(Items from a dataset)

┌──

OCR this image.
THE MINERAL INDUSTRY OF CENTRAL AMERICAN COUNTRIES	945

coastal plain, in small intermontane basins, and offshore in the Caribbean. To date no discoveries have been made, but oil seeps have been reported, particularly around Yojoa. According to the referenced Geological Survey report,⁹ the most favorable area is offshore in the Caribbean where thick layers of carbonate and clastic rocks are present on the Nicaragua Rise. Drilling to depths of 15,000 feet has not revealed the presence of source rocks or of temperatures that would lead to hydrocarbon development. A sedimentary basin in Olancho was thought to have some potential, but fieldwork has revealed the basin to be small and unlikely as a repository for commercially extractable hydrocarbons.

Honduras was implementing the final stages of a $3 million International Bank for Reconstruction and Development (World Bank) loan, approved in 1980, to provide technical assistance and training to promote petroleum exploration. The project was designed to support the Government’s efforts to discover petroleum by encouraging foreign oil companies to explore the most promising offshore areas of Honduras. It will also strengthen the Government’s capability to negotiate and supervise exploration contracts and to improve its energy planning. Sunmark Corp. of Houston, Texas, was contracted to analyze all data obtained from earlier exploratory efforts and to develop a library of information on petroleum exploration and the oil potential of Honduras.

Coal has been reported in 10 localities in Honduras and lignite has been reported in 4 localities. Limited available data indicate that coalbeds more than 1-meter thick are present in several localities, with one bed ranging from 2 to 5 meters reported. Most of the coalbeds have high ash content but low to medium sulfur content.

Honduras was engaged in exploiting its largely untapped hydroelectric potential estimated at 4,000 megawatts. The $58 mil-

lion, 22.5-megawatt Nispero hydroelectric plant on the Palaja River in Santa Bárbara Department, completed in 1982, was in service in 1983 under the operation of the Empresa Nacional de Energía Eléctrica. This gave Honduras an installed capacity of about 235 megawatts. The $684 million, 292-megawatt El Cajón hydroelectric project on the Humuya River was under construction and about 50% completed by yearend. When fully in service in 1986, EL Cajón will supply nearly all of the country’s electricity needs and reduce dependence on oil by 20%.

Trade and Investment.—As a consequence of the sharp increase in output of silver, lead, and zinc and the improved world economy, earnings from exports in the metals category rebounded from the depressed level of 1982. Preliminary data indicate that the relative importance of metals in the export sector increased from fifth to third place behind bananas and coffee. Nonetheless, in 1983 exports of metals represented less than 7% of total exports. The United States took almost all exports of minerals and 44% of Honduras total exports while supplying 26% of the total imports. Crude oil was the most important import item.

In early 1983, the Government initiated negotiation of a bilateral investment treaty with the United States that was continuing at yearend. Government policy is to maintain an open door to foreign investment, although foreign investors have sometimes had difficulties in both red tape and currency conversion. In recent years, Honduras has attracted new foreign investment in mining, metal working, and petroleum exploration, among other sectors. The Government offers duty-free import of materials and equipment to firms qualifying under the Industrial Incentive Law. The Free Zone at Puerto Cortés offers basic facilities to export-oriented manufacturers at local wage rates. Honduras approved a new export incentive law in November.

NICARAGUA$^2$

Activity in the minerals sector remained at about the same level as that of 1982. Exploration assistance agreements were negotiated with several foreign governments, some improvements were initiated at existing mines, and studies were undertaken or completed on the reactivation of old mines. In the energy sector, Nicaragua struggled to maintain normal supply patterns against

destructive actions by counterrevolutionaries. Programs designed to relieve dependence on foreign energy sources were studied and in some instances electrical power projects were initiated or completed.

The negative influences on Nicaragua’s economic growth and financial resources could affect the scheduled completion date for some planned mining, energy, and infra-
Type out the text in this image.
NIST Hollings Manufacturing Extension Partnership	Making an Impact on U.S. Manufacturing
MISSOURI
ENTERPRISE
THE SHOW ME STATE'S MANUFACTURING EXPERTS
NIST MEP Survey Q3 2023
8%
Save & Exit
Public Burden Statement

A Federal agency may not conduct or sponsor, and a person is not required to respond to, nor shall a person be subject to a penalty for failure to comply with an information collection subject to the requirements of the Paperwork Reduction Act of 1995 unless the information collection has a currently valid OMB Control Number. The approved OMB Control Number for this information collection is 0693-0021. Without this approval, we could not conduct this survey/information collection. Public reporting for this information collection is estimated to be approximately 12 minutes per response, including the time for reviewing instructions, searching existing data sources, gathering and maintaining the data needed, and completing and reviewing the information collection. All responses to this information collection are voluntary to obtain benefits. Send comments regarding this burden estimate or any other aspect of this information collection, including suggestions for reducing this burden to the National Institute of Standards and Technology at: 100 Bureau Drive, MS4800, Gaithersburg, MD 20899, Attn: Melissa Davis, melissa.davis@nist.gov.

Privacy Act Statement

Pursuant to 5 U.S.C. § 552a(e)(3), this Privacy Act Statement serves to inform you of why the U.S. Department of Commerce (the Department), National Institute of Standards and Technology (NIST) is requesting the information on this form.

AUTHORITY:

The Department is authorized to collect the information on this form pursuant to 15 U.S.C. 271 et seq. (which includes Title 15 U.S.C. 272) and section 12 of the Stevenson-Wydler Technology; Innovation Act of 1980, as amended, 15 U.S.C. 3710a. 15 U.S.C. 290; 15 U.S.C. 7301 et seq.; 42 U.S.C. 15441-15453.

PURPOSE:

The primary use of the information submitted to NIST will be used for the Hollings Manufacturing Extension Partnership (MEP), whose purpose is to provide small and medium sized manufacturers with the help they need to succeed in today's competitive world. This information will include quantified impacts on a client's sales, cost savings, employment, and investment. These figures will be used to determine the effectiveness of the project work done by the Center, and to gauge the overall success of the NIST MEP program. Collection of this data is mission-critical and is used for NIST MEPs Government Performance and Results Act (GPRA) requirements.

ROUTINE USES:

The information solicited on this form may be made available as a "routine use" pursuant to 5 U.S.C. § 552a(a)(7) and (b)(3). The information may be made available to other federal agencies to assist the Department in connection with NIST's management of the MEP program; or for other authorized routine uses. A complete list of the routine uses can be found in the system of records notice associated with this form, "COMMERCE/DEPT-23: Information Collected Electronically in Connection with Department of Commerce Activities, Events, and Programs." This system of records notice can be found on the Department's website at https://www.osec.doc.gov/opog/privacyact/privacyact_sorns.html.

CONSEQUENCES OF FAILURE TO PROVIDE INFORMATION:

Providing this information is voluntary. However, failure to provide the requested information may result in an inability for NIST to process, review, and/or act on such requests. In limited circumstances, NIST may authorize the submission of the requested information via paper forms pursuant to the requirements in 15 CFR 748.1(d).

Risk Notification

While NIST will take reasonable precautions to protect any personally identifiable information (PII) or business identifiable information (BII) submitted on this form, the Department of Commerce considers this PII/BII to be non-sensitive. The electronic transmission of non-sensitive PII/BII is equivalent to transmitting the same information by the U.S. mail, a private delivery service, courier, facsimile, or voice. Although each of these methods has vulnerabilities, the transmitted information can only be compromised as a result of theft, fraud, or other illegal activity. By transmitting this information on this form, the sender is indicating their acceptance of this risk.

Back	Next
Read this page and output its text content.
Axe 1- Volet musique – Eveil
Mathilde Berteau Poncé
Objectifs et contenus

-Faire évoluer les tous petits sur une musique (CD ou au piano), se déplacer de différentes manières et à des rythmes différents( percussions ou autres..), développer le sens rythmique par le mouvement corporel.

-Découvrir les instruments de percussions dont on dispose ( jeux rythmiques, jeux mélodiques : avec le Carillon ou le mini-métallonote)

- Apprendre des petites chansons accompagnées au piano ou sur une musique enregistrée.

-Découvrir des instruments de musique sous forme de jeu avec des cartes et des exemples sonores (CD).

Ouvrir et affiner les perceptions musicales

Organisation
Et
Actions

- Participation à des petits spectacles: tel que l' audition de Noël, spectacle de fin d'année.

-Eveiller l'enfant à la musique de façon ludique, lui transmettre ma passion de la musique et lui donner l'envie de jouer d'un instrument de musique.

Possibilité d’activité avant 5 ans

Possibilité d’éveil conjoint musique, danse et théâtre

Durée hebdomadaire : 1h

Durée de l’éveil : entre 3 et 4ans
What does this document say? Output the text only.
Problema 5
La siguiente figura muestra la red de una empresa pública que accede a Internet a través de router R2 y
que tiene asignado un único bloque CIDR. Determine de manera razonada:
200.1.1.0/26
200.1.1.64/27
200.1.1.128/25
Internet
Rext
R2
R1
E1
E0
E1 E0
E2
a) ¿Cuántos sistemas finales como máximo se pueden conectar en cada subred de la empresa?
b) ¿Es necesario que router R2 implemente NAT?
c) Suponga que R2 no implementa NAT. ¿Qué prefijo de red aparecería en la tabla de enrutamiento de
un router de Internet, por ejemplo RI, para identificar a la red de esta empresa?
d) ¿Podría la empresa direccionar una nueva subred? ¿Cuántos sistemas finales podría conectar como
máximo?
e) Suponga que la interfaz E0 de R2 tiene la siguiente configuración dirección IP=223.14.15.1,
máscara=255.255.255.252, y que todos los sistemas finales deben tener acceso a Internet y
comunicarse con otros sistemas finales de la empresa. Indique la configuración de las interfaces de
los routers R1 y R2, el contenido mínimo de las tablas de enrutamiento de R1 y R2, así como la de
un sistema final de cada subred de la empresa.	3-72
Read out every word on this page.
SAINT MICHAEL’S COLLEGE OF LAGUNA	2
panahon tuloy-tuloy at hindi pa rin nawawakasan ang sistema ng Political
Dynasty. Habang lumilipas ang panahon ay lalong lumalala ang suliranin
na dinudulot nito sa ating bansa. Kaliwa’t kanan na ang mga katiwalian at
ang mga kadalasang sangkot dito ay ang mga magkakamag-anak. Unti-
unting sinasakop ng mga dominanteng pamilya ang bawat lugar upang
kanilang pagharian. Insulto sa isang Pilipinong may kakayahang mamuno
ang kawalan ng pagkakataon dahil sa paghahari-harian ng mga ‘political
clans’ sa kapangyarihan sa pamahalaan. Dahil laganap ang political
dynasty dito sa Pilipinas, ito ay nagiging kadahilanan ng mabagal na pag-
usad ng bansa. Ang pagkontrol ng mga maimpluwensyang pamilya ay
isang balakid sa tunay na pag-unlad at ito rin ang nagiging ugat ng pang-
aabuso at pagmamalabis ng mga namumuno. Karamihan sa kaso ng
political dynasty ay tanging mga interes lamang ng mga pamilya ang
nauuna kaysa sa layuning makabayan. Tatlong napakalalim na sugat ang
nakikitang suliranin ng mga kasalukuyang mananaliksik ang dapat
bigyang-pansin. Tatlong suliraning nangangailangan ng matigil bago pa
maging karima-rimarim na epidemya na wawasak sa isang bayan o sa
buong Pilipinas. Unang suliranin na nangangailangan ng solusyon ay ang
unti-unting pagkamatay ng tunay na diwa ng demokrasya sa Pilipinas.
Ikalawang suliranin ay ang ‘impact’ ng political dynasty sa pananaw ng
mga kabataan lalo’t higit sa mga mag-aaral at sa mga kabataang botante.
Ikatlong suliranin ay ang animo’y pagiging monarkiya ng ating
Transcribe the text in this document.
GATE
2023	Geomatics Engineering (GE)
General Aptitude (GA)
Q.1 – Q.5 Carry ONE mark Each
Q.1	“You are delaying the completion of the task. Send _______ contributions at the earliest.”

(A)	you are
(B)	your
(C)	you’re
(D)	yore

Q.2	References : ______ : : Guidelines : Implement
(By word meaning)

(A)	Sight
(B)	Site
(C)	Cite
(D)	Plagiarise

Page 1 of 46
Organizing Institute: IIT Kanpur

└──

▶ _Task to complete_:
Extract lines where the string "medium" occurs.

▶ _In response_:
Coal has been reported in 10 localities in Honduras and lignite has been reported in 4 localities. Limited available data indicate that coalbeds more than 1-meter thick are present in several localities, with one bed ranging from 2 to 5 meters reported. Most of the coalbeds have high ash content but low to medium sulfur content.
The primary use of the information submitted to NIST will be used for the Hollings Manufacturing Extension Partnership (MEP), whose purpose is to provide small and medium sized manufacturers with the help they need to succeed in today's competitive world. This information will include quantified impacts on a client's sales, cost savings, employment, and investment. These figures will be used to determine the effectiveness of the project work done by the Center, and to gauge the overall success of the NIST MEP program. Collection of this data is mission-critical and is used for NIST MEPs Government Performance and Results Act (GPRA) requirements.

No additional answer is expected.